▶ [The data]
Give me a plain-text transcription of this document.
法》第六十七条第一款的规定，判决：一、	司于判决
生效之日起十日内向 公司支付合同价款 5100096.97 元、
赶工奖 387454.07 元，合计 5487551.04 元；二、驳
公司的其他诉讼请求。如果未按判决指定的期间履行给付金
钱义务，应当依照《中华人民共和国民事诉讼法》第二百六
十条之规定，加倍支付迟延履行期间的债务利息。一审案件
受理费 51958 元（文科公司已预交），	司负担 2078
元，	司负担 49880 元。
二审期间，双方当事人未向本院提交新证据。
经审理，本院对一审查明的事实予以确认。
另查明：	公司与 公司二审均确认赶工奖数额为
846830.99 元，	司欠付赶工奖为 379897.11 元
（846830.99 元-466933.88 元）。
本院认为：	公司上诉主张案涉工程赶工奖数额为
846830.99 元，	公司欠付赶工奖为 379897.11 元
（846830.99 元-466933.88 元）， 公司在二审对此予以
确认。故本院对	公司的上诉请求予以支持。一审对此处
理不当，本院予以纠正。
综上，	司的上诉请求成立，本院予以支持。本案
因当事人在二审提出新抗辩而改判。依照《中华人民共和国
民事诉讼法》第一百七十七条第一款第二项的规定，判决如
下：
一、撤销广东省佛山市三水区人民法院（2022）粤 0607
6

▶ [Challenge] Write an exact transcription of every entry above.

▶ [Response]
Give me a plain-text transcription of this document.
法》第六十七条第一款的规定，判决：一、	司于判决
生效之日起十日内向 公司支付合同价款 5100096.97 元、
赶工奖 387454.07 元，合计 5487551.04 元；二、驳
公司的其他诉讼请求。如果未按判决指定的期间履行给付金
钱义务，应当依照《中华人民共和国民事诉讼法》第二百六
十条之规定，加倍支付迟延履行期间的债务利息。一审案件
受理费 51958 元（文科公司已预交），	司负担 2078
元，	司负担 49880 元。
二审期间，双方当事人未向本院提交新证据。
经审理，本院对一审查明的事实予以确认。
另查明：	公司与 公司二审均确认赶工奖数额为
846830.99 元，	司欠付赶工奖为 379897.11 元
（846830.99 元-466933.88 元）。
本院认为：	公司上诉主张案涉工程赶工奖数额为
846830.99 元，	公司欠付赶工奖为 379897.11 元
（846830.99 元-466933.88 元）， 公司在二审对此予以
确认。故本院对	公司的上诉请求予以支持。一审对此处
理不当，本院予以纠正。
综上，	司的上诉请求成立，本院予以支持。本案
因当事人在二审提出新抗辩而改判。依照《中华人民共和国
民事诉讼法》第一百七十七条第一款第二项的规定，判决如
下：
一、撤销广东省佛山市三水区人民法院（2022）粤 0607
6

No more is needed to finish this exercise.